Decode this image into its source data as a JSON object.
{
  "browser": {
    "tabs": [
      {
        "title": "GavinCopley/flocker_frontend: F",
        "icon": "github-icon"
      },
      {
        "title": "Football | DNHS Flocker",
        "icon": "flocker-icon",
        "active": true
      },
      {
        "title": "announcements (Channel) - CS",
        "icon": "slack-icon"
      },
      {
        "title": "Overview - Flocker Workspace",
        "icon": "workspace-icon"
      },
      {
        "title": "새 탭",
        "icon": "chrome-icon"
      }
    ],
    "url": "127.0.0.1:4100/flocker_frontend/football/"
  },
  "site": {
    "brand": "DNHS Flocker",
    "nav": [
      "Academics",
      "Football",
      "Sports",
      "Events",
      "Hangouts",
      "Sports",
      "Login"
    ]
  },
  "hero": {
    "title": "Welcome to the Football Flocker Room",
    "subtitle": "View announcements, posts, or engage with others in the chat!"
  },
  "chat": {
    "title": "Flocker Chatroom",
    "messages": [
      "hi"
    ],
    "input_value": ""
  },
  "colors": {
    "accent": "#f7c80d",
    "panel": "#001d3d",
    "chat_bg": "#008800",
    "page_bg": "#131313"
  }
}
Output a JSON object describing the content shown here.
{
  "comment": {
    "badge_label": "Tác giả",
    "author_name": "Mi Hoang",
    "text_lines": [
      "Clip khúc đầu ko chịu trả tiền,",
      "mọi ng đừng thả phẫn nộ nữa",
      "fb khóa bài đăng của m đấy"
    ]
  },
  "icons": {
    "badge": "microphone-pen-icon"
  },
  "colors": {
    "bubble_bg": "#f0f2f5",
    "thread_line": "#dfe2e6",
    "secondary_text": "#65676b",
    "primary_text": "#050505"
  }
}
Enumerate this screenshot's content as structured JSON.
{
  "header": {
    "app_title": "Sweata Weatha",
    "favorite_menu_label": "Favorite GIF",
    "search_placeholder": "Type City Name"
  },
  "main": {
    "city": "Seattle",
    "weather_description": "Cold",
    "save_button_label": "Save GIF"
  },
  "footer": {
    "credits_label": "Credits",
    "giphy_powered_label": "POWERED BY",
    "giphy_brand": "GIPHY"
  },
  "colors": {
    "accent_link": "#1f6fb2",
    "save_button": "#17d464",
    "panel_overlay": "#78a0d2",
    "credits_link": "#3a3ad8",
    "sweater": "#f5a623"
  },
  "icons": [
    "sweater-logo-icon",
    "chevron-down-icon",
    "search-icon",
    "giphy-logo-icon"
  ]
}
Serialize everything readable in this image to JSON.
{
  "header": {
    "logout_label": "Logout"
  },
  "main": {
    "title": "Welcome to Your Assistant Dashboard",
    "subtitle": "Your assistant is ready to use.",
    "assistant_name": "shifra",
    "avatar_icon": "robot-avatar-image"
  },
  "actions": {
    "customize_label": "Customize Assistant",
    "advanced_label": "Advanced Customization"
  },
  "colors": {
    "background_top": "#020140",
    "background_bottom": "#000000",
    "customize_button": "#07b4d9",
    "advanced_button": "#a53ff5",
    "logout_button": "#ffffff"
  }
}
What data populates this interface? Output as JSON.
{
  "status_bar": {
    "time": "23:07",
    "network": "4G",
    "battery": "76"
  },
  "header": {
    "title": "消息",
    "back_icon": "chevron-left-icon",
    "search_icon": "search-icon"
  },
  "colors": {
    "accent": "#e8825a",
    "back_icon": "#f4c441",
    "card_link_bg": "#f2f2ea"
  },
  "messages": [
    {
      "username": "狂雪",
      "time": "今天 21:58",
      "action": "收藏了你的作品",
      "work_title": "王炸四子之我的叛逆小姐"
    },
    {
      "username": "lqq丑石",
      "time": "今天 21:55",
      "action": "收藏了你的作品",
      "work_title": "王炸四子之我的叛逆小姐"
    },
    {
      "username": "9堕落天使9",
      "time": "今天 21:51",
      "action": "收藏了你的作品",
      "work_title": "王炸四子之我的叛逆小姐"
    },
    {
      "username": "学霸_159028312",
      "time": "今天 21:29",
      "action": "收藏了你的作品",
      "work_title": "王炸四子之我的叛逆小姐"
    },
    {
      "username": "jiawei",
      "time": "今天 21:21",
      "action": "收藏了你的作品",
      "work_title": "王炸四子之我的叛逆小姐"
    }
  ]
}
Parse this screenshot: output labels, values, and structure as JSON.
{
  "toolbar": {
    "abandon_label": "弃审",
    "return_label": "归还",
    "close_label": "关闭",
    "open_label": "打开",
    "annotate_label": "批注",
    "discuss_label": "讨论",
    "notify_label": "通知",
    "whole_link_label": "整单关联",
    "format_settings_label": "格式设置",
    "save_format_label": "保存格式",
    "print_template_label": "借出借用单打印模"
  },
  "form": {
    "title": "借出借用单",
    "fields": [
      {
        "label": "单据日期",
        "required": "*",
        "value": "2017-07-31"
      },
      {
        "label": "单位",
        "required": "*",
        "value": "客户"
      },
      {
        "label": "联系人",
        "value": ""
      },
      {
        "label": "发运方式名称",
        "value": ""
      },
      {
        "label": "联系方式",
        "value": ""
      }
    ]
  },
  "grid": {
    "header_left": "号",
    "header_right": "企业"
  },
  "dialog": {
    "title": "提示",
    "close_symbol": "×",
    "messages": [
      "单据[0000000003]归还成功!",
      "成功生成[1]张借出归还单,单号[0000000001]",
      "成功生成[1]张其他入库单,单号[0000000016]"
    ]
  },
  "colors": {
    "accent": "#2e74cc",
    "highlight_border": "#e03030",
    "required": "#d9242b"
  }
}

*EXERCISE*:
Collect, from the material above, every line containing the word "JSON".

*SOLUTION TO THE EXERCISE*:
Decode this image into its source data as a JSON object.
Output a JSON object describing the content shown here.
Enumerate this screenshot's content as structured JSON.
Serialize everything readable in this image to JSON.
What data populates this interface? Output as JSON.
Parse this screenshot: output labels, values, and structure as JSON.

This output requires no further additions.